TASK DIRECTIONS:
Pull out every line below that holds the word "this".

RECORDS PROVIDED:
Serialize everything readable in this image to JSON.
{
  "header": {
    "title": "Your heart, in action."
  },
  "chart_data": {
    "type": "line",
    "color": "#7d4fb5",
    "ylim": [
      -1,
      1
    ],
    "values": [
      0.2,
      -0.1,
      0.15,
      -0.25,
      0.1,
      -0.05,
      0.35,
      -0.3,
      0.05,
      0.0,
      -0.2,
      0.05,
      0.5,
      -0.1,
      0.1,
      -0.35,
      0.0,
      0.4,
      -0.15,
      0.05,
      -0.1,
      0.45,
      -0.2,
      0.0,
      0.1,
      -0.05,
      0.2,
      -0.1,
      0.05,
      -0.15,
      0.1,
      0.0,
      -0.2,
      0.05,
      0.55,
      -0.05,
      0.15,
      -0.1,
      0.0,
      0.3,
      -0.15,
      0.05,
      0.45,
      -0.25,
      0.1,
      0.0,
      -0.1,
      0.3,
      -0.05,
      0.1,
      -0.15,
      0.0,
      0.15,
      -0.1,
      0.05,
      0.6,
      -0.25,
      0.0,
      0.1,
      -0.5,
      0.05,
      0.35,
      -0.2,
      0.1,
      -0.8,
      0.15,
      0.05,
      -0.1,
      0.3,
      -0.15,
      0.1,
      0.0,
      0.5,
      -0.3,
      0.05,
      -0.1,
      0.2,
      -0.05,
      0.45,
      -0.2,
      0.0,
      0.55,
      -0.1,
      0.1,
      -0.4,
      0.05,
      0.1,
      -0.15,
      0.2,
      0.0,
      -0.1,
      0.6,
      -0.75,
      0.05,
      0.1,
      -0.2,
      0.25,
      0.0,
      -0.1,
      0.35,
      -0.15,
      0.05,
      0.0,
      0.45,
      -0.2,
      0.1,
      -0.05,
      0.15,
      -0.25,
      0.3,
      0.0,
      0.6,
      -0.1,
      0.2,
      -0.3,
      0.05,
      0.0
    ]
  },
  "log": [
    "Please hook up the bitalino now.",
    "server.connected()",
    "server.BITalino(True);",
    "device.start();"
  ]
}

==

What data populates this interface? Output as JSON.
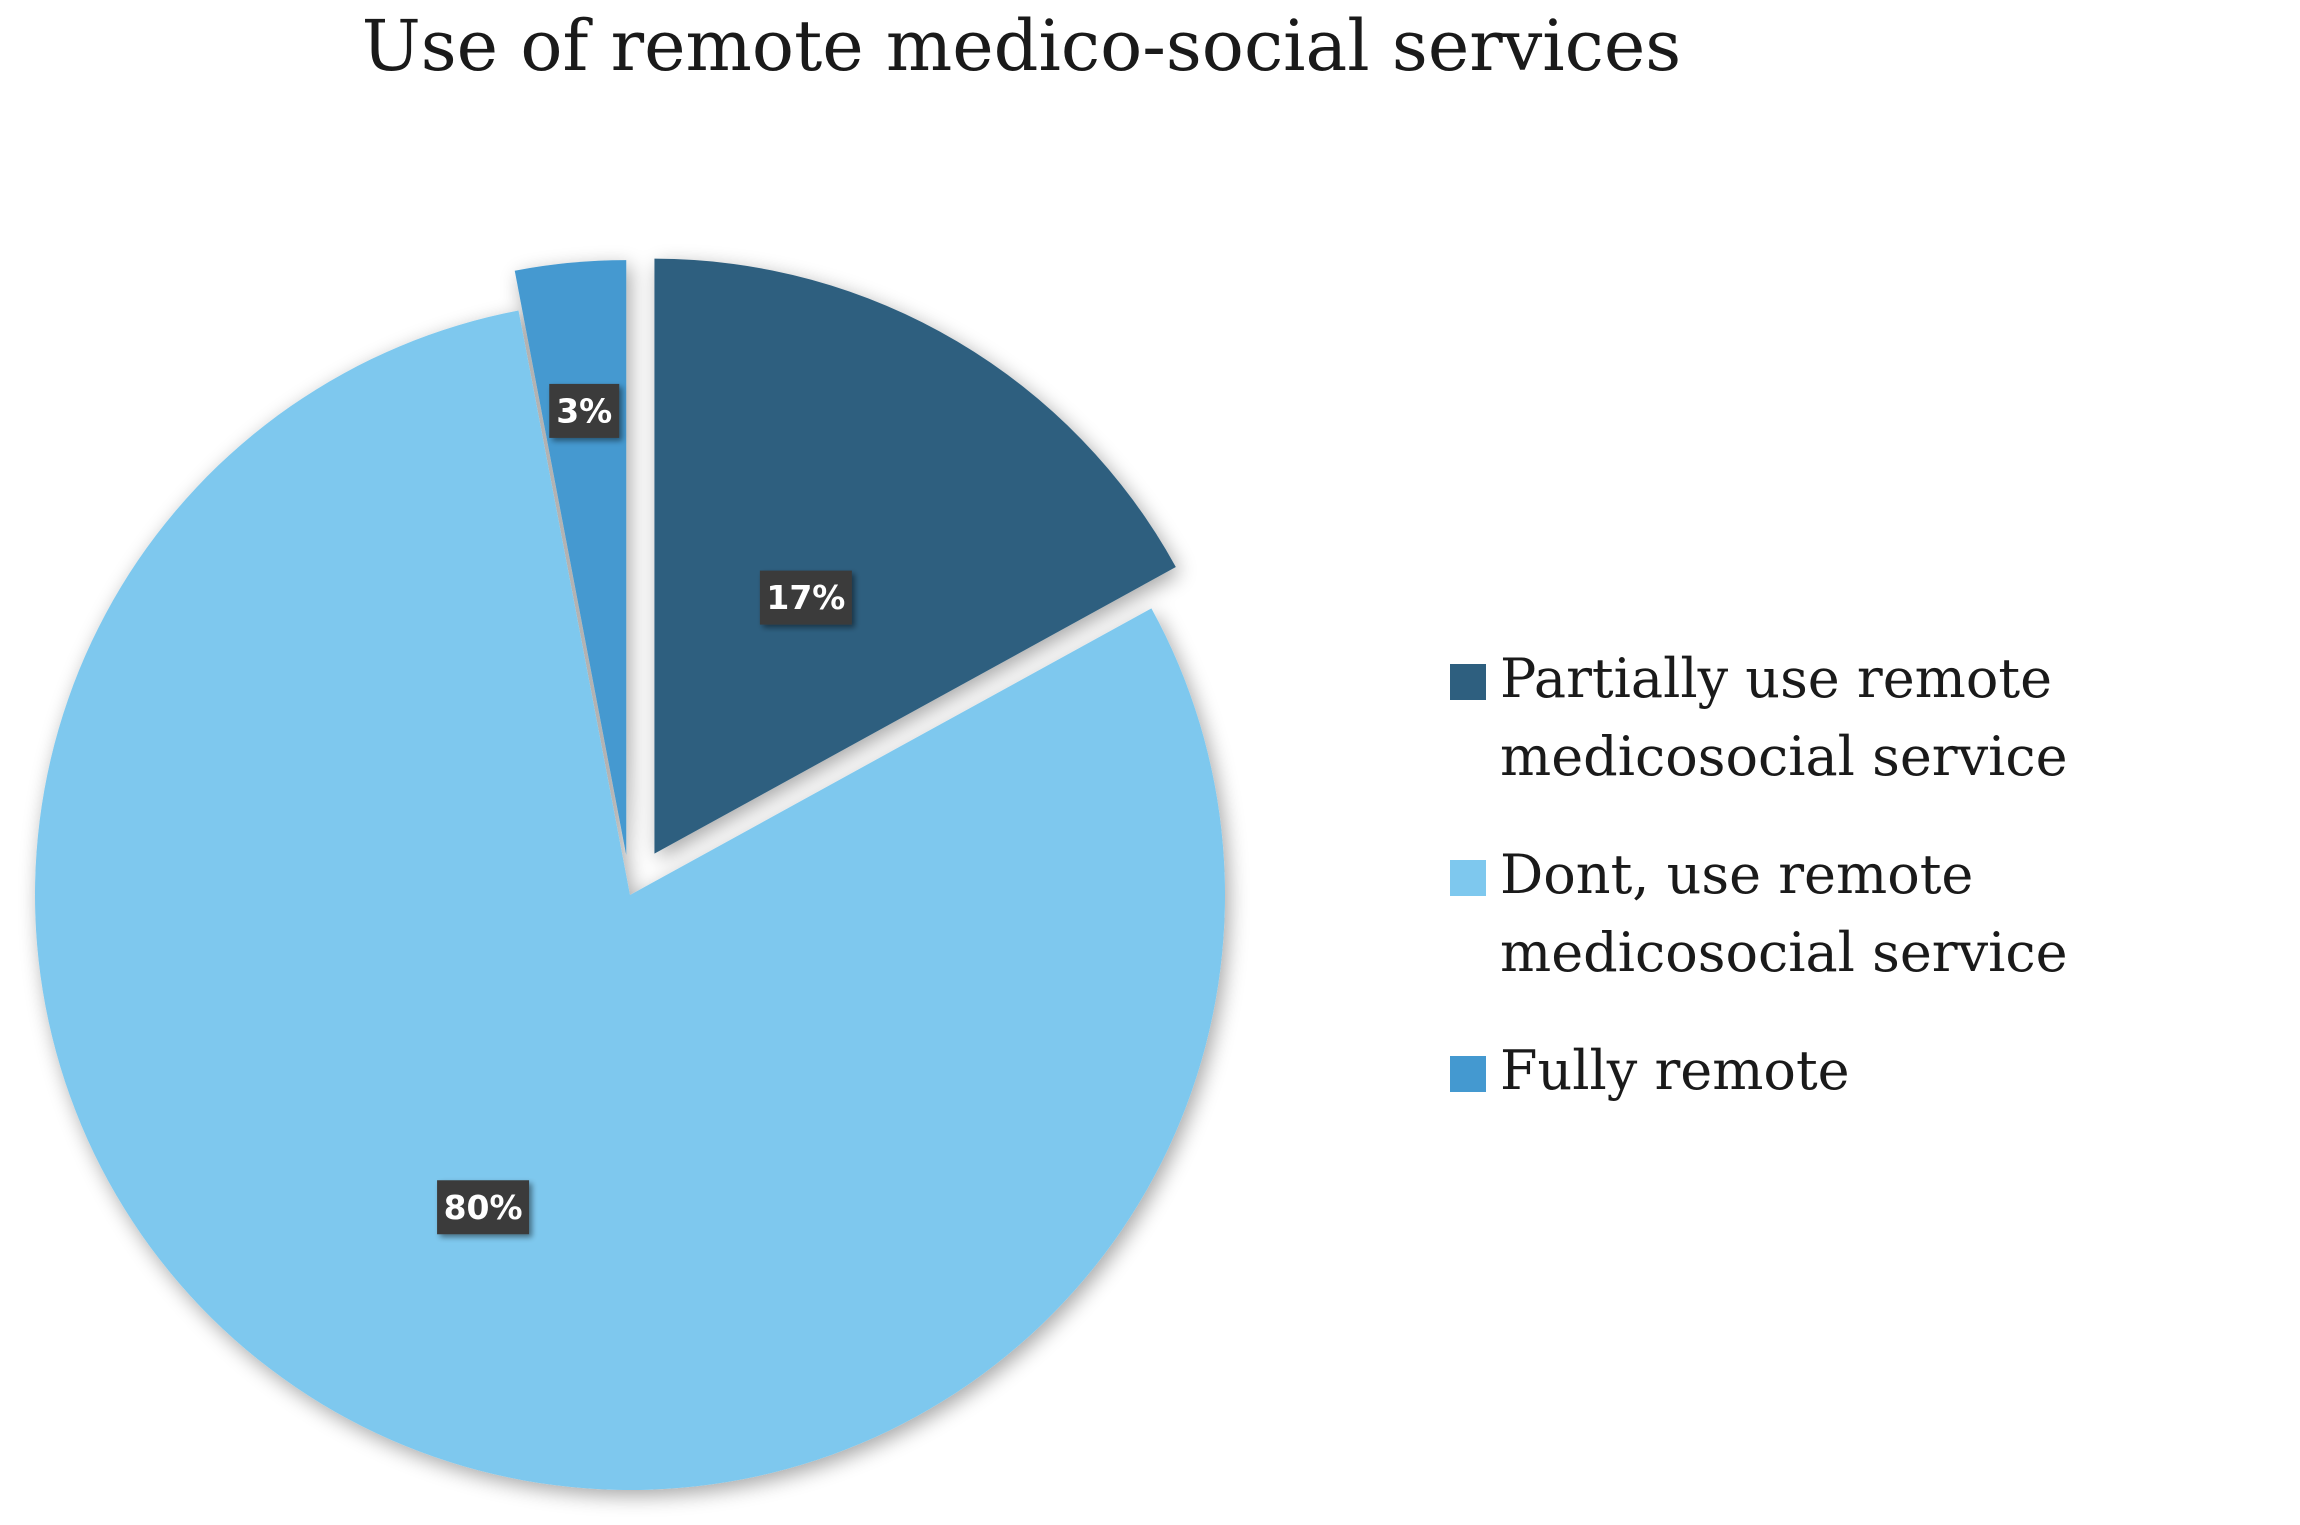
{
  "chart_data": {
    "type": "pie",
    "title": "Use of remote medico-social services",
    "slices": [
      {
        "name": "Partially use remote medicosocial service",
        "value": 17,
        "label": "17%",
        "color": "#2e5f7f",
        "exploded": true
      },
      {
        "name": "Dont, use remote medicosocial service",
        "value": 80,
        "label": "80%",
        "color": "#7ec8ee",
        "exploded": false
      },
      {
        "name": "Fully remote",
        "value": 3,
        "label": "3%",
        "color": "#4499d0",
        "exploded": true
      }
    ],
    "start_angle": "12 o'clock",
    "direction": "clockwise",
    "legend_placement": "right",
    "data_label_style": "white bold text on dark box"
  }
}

THE COMPLETED TASK:
Serialize everything readable in this image to JSON.
What data populates this interface? Output as JSON.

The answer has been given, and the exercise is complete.